• _THE RECORDS_:
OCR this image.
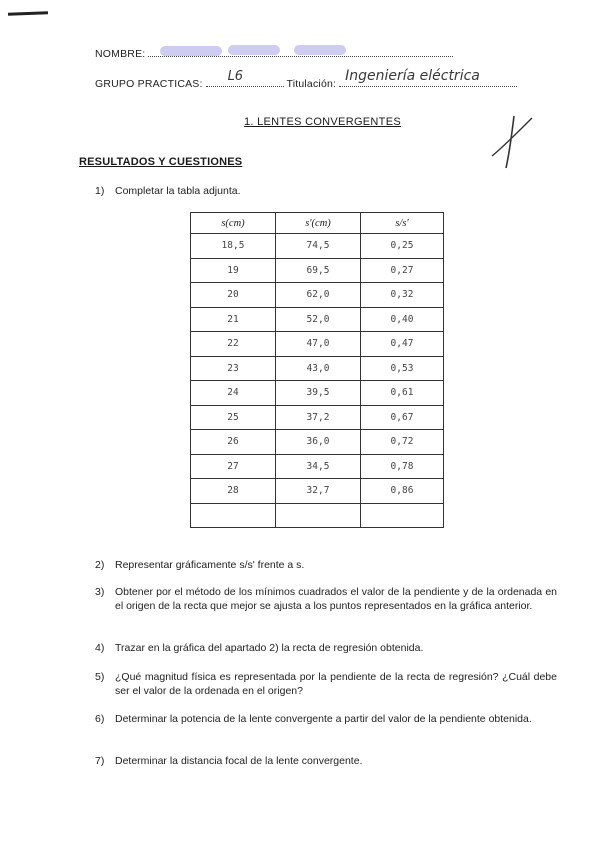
NOMBRE:
GRUPO PRACTICAS: L6	Titulación: Ingeniería eléctrica
1. LENTES CONVERGENTES
RESULTADOS Y CUESTIONES
1)	Completar la tabla adjunta.
s(cm)	s'(cm)	s/s'
18,5	74,5	0,25
19	69,5	0,27
20	62,0	0,32
21	52,0	0,40
22	47,0	0,47
23	43,0	0,53
24	39,5	0,61
25	37,2	0,67
26	36,0	0,72
27	34,5	0,78
28	32,7	0,86

2)	Representar gráficamente s/s' frente a s.
3)	Obtener por el método de los mínimos cuadrados el valor de la pendiente y de la ordenada en el origen de la recta que mejor se ajusta a los puntos representados en la gráfica anterior.
4)	Trazar en la gráfica del apartado 2) la recta de regresión obtenida.
5)	¿Qué magnitud física es representada por la pendiente de la recta de regresión? ¿Cuál debe ser el valor de la ordenada en el origen?
6)	Determinar la potencia de la lente convergente a partir del valor de la pendiente obtenida.
7)	Determinar la distancia focal de la lente convergente.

• _WHAT YOU HAVE TO DO_:
Search the data above for the word "recta", then gather each line in which it appears.

• _FULL RESPONSE_:
3)	Obtener por el método de los mínimos cuadrados el valor de la pendiente y de la ordenada en el origen de la recta que mejor se ajusta a los puntos representados en la gráfica anterior.
4)	Trazar en la gráfica del apartado 2) la recta de regresión obtenida.
5)	¿Qué magnitud física es representada por la pendiente de la recta de regresión? ¿Cuál debe ser el valor de la ordenada en el origen?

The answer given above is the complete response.